• Excerpt to read:
━━━━━━━━━━━━━━━━

Multi-Divisional Organisations structure different divisions to manage their different products and services, giving each division a management that is given autonomy to meet their targets while reporting to a central Headquarters. (Mintzberg, 1980). Putting into consideration Minztberg\'s statement one can identify that this form of organisational structure can be associated with large firms, multiple products and services in different locations, a multinational corporation is a typical example. However, the coordination of the firm is the responsibility of the headquarter; they have to adopt a strategy that will serve the interest of all its divisions while protecting their autonomy in order to avoid conflicts of interests between the divisions and the headquarter (Mintzberg, 1980). Divisionalism shares a few characteristics with machine bureaucracy; these include a simple environment for operations, large and mature company.
Mintzberg (1980) states that adhocracy is associated with advanced innovative and talented driven industries that are mainly project orientated. He added that standardization could not be a source of reliability for innovative firms to coordinate their activities. Therefore, adhocracy can be said to be the most applicable and suitable structure for innovative organisations which gives autonomy to employed professionals and specialists whose knowledge and finesse is of the highest level owed to excellent training, qualification and experience.
Taylor’s Scientific Management
Frederick W. Taylor, the father of Scientific Management, was an American, he studied mechanical engineering, and he was an efficiency specialist and a management consultant. His main aim was to improve the productivity in organisations. Frederick W. Taylor is the writer of The Principles of Scientific Management, which was published in 1911. In his book, he presented the procedure of scientifically studying work to improve organizational and worker efficiency attained from experiments in methods of work and production, particularly from time and motion studies (Giannantonio and Hurley-Hanson, 2011). The standards underlying his presumptions added to a wide exhibit of management works within the twentieth century including assembly line production, scientific methods to determine the best way to do a job (including time and motion studies), clear division of task and responsibility between workers and managers, scientific selection, meaning managers should select and train workers, and production quotas and control (Giannantonio and Hurley-Hanson, 2011).
One of the fundamental principles of scientific management is that it attempts scientific selection, selecting and training of industrial workers, in this way, the right person is chosen for the right kind of work (Giannantonio and Hurley-Hanson, 2011). Furthermore, it promotes the better use of assets through logical system, which eliminates wastage and inefficiency of every kind. Scientific management aims at higher profitability, and the workers get increased wages, Taylor proposed a differential motivating force arrangement for increased wages to productive workers. Scientific management restructured businesses because Taylor describes how to expand productivity by working smarter, not harder (Koumparoulis D, Solomos DK, 2012). It also brings about a cooperative relationship between workers and managers (Taylor, 1911).

━━━━━━━━━━━━━━━━

• Data provided:
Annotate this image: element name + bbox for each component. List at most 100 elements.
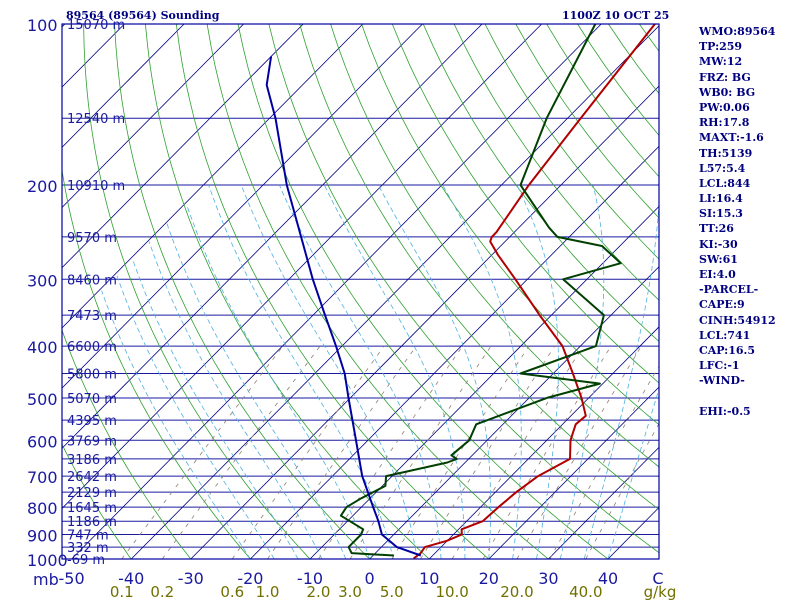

━━━━━━━━━━━━━━━━

Please decide whether each statement agrees with the management passage, answering yes or no and quoting the passage's deciding words.
1. The Principles of Scientific Management was published in 1911.
2. According to the passage, innovative firms can rely on standardization to coordinate their activities.
3. In a multi-divisional organisation, the headquarters is responsible for coordinating the firm.
Rely only on the management passage when answering.

1. Yes: "which was published in 1911"
2. No: "standardization could not be a source of reliability for innovative firms to coordinate their activities"
3. Yes: "the coordination of the firm is the responsibility of the headquarter"